Instruction - Give back each entry unchanged, minus pictures.

── Data records

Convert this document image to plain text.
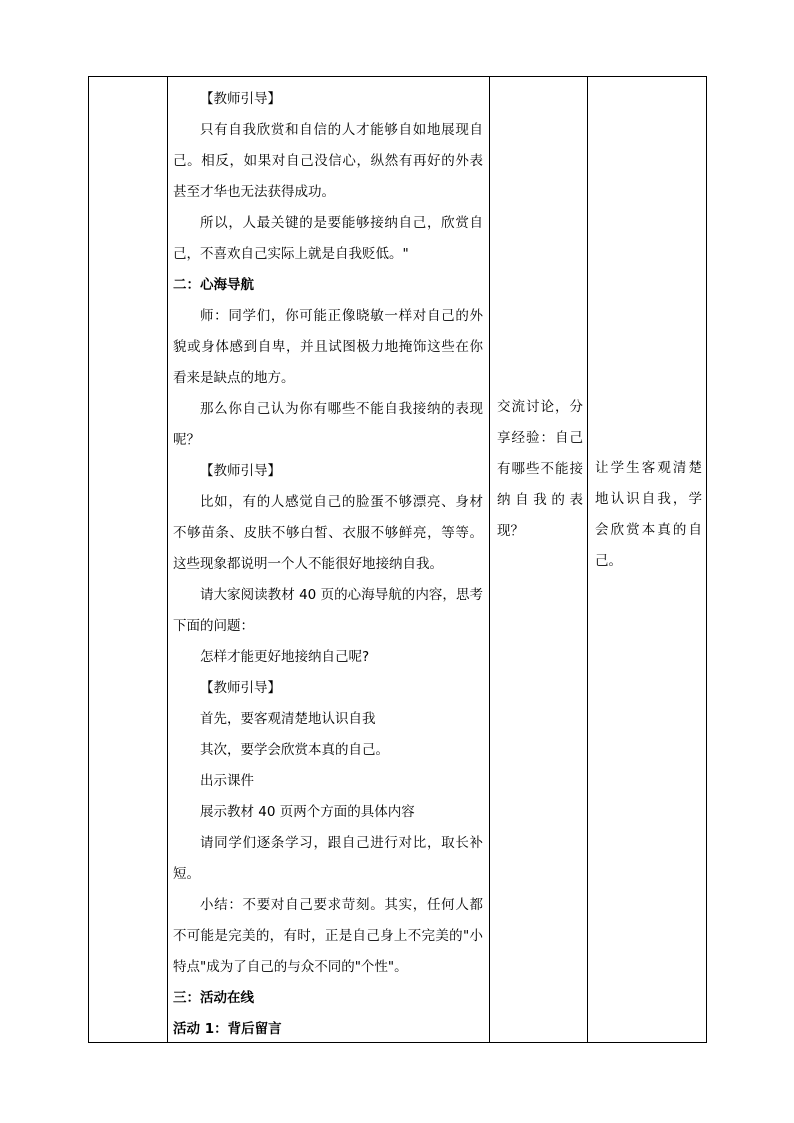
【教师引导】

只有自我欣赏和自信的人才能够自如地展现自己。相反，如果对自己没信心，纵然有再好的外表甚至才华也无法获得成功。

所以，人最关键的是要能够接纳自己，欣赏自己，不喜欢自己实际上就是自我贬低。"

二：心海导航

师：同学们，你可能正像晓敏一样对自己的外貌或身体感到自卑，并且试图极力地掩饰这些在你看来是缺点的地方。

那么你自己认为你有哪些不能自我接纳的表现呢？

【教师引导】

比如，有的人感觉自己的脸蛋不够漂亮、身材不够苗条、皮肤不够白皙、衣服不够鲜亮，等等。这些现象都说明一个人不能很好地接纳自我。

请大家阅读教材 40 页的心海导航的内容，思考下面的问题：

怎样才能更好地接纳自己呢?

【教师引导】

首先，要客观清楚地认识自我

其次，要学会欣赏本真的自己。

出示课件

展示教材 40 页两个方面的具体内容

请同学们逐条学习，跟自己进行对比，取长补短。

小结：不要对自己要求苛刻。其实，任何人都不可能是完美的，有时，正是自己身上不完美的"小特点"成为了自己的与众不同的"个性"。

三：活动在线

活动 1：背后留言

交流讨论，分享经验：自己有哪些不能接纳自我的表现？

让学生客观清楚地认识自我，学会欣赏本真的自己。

────

Result of the exercise -
Convert this document image to plain text.
【教师引导】

只有自我欣赏和自信的人才能够自如地展现自己。相反，如果对自己没信心，纵然有再好的外表甚至才华也无法获得成功。

所以，人最关键的是要能够接纳自己，欣赏自己，不喜欢自己实际上就是自我贬低。"

二：心海导航

师：同学们，你可能正像晓敏一样对自己的外貌或身体感到自卑，并且试图极力地掩饰这些在你看来是缺点的地方。

那么你自己认为你有哪些不能自我接纳的表现呢？

【教师引导】

比如，有的人感觉自己的脸蛋不够漂亮、身材不够苗条、皮肤不够白皙、衣服不够鲜亮，等等。这些现象都说明一个人不能很好地接纳自我。

请大家阅读教材 40 页的心海导航的内容，思考下面的问题：

怎样才能更好地接纳自己呢?

【教师引导】

首先，要客观清楚地认识自我

其次，要学会欣赏本真的自己。

出示课件

展示教材 40 页两个方面的具体内容

请同学们逐条学习，跟自己进行对比，取长补短。

小结：不要对自己要求苛刻。其实，任何人都不可能是完美的，有时，正是自己身上不完美的"小特点"成为了自己的与众不同的"个性"。

三：活动在线

活动 1：背后留言

交流讨论，分享经验：自己有哪些不能接纳自我的表现？

让学生客观清楚地认识自我，学会欣赏本真的自己。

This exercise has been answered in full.